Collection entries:
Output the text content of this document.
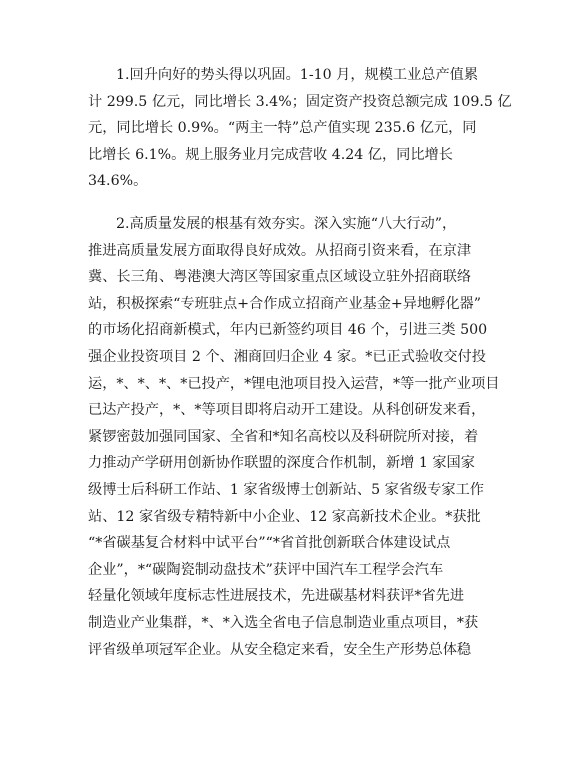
1.回升向好的势头得以巩固。1-10 月，规模工业总产值累
计 299.5 亿元，同比增长 3.4%；固定资产投资总额完成 109.5 亿
元，同比增长 0.9%。“两主一特”总产值实现 235.6 亿元，同
比增长 6.1%。规上服务业月完成营收 4.24 亿，同比增长
34.6%。
2.高质量发展的根基有效夯实。深入实施“八大行动”，
推进高质量发展方面取得良好成效。从招商引资来看，在京津
冀、长三角、粤港澳大湾区等国家重点区域设立驻外招商联络
站，积极探索“专班驻点+合作成立招商产业基金+异地孵化器”
的市场化招商新模式，年内已新签约项目 46 个，引进三类 500
强企业投资项目 2 个、湘商回归企业 4 家。*已正式验收交付投
运，*、*、*、*已投产，*锂电池项目投入运营，*等一批产业项目
已达产投产，*、*等项目即将启动开工建设。从科创研发来看，
紧锣密鼓加强同国家、全省和*知名高校以及科研院所对接，着
力推动产学研用创新协作联盟的深度合作机制，新增 1 家国家
级博士后科研工作站、1 家省级博士创新站、5 家省级专家工作
站、12 家省级专精特新中小企业、12 家高新技术企业。*获批
“*省碳基复合材料中试平台”“*省首批创新联合体建设试点
企业”，*“碳陶瓷制动盘技术”获评中国汽车工程学会汽车
轻量化领域年度标志性进展技术，先进碳基材料获评*省先进
制造业产业集群，*、*入选全省电子信息制造业重点项目，*获
评省级单项冠军企业。从安全稳定来看，安全生产形势总体稳
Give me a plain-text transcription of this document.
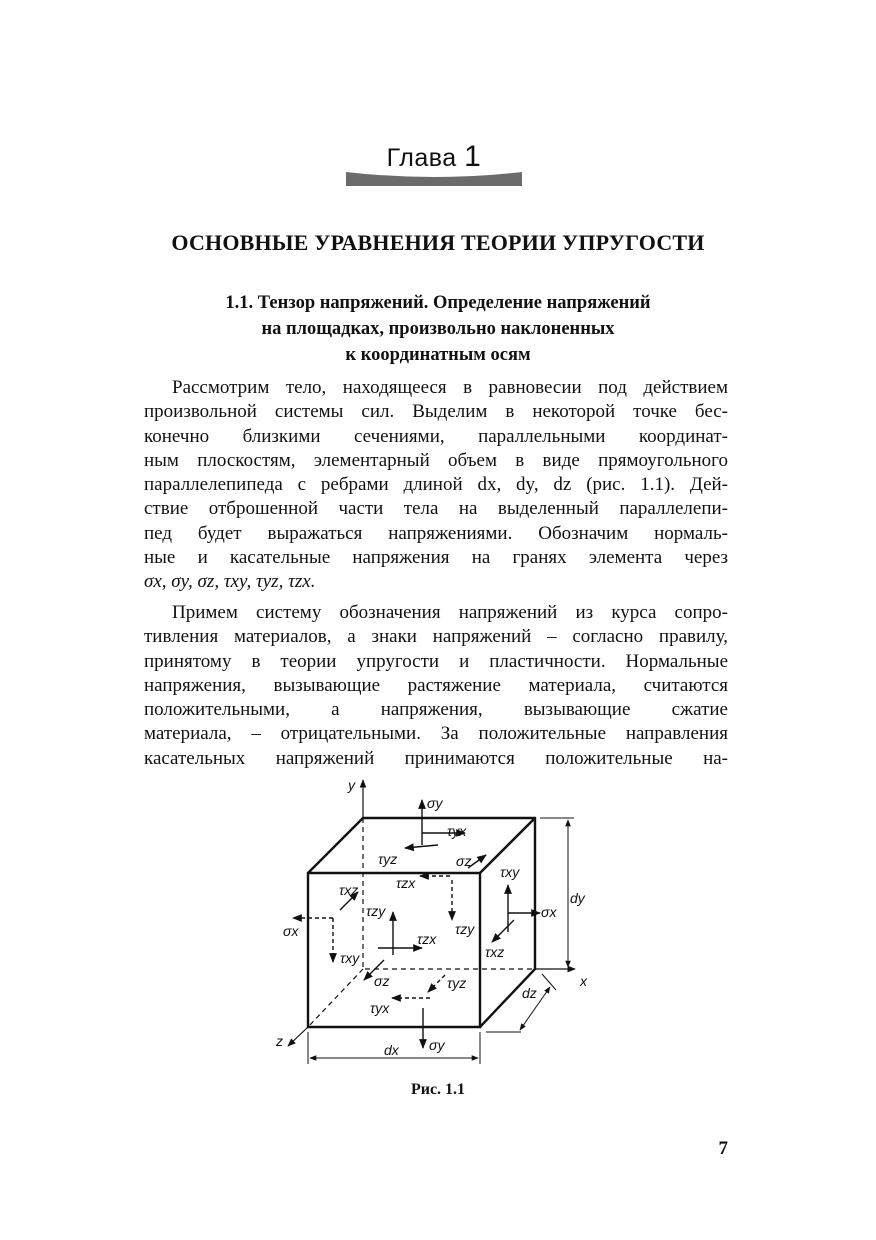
Глава 1
ОСНОВНЫЕ УРАВНЕНИЯ ТЕОРИИ УПРУГОСТИ
1.1. Тензор напряжений. Определение напряжений
на площадках, произвольно наклоненных
к координатным осям
Рассмотрим тело, находящееся в равновесии под действием
произвольной системы сил. Выделим в некоторой точке бес-
конечно близкими сечениями, параллельными координат-
ным плоскостям, элементарный объем в виде прямоугольного
параллелепипеда с ребрами длиной dx, dy, dz (рис. 1.1). Дей-
ствие отброшенной части тела на выделенный параллелепи-
пед будет выражаться напряжениями. Обозначим нормаль-
ные и касательные напряжения на гранях элемента через
σx, σy, σz, τxy, τyz, τzx.
Примем систему обозначения напряжений из курса сопро-
тивления материалов, а знаки напряжений – согласно правилу,
принятому в теории упругости и пластичности. Нормальные
напряжения, вызывающие растяжение материала, считаются
положительными, а напряжения, вызывающие сжатие
материала, – отрицательными. За положительные направления
касательных напряжений принимаются положительные на-
y
x
z
dx
dy
dz
σy
τyx
τyz	σz
τzx
τxy
σx
τzy
τxz
τxz
τzy
σx	τzx
τxy
σz	τyz
τyx
σy
Рис. 1.1
7
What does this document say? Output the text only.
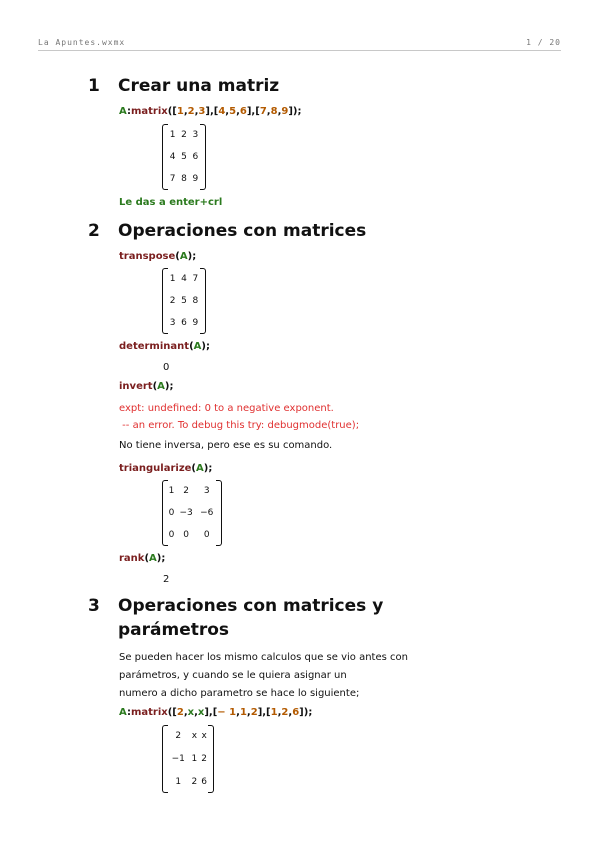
La Apuntes.wxmx	1 / 20
1 Crear una matriz
A:matrix([1,2,3],[4,5,6],[7,8,9]);
1	2	3
4	5	6
7	8	9
Le das a enter+crl
2 Operaciones con matrices
transpose(A);
1	4	7
2	5	8
3	6	9
determinant(A);
0
invert(A);
expt: undefined: 0 to a negative exponent.
-- an error. To debug this try: debugmode(true);
No tiene inversa, pero ese es su comando.
triangularize(A);
1	2	3
0	−3	−6
0	0	0
rank(A);
2
3 Operaciones con matrices y
parámetros
Se pueden hacer los mismo calculos que se vio antes con
parámetros, y cuando se le quiera asignar un
numero a dicho parametro se hace lo siguiente;
A:matrix([2,x,x],[− 1,1,2],[1,2,6]);
2	x	x
−1	1	2
1	2	6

Aim – Transcribe the material exactly, and leave out whatever pictures it holds.

Output for this task –
Output the text content of this document.
1.回升向好的势头得以巩固。1-10 月，规模工业总产值累
计 299.5 亿元，同比增长 3.4%；固定资产投资总额完成 109.5 亿
元，同比增长 0.9%。“两主一特”总产值实现 235.6 亿元，同
比增长 6.1%。规上服务业月完成营收 4.24 亿，同比增长
34.6%。
2.高质量发展的根基有效夯实。深入实施“八大行动”，
推进高质量发展方面取得良好成效。从招商引资来看，在京津
冀、长三角、粤港澳大湾区等国家重点区域设立驻外招商联络
站，积极探索“专班驻点+合作成立招商产业基金+异地孵化器”
的市场化招商新模式，年内已新签约项目 46 个，引进三类 500
强企业投资项目 2 个、湘商回归企业 4 家。*已正式验收交付投
运，*、*、*、*已投产，*锂电池项目投入运营，*等一批产业项目
已达产投产，*、*等项目即将启动开工建设。从科创研发来看，
紧锣密鼓加强同国家、全省和*知名高校以及科研院所对接，着
力推动产学研用创新协作联盟的深度合作机制，新增 1 家国家
级博士后科研工作站、1 家省级博士创新站、5 家省级专家工作
站、12 家省级专精特新中小企业、12 家高新技术企业。*获批
“*省碳基复合材料中试平台”“*省首批创新联合体建设试点
企业”，*“碳陶瓷制动盘技术”获评中国汽车工程学会汽车
轻量化领域年度标志性进展技术，先进碳基材料获评*省先进
制造业产业集群，*、*入选全省电子信息制造业重点项目，*获
评省级单项冠军企业。从安全稳定来看，安全生产形势总体稳
Give me a plain-text transcription of this document.
Глава 1
ОСНОВНЫЕ УРАВНЕНИЯ ТЕОРИИ УПРУГОСТИ
1.1. Тензор напряжений. Определение напряжений
на площадках, произвольно наклоненных
к координатным осям
Рассмотрим тело, находящееся в равновесии под действием
произвольной системы сил. Выделим в некоторой точке бес-
конечно близкими сечениями, параллельными координат-
ным плоскостям, элементарный объем в виде прямоугольного
параллелепипеда с ребрами длиной dx, dy, dz (рис. 1.1). Дей-
ствие отброшенной части тела на выделенный параллелепи-
пед будет выражаться напряжениями. Обозначим нормаль-
ные и касательные напряжения на гранях элемента через
σx, σy, σz, τxy, τyz, τzx.
Примем систему обозначения напряжений из курса сопро-
тивления материалов, а знаки напряжений – согласно правилу,
принятому в теории упругости и пластичности. Нормальные
напряжения, вызывающие растяжение материала, считаются
положительными, а напряжения, вызывающие сжатие
материала, – отрицательными. За положительные направления
касательных напряжений принимаются положительные на-
y
x
z
dx
dy
dz
σy
τyx
τyz	σz
τzx
τxy
σx
τzy
τxz
τxz
τzy
σx	τzx
τxy
σz	τyz
τyx
σy
Рис. 1.1
7
What does this document say? Output the text only.
La Apuntes.wxmx	1 / 20
1 Crear una matriz
A:matrix([1,2,3],[4,5,6],[7,8,9]);
1	2	3
4	5	6
7	8	9
Le das a enter+crl
2 Operaciones con matrices
transpose(A);
1	4	7
2	5	8
3	6	9
determinant(A);
0
invert(A);
expt: undefined: 0 to a negative exponent.
-- an error. To debug this try: debugmode(true);
No tiene inversa, pero ese es su comando.
triangularize(A);
1	2	3
0	−3	−6
0	0	0
rank(A);
2
3 Operaciones con matrices y
parámetros
Se pueden hacer los mismo calculos que se vio antes con
parámetros, y cuando se le quiera asignar un
numero a dicho parametro se hace lo siguiente;
A:matrix([2,x,x],[− 1,1,2],[1,2,6]);
2	x	x
−1	1	2
1	2	6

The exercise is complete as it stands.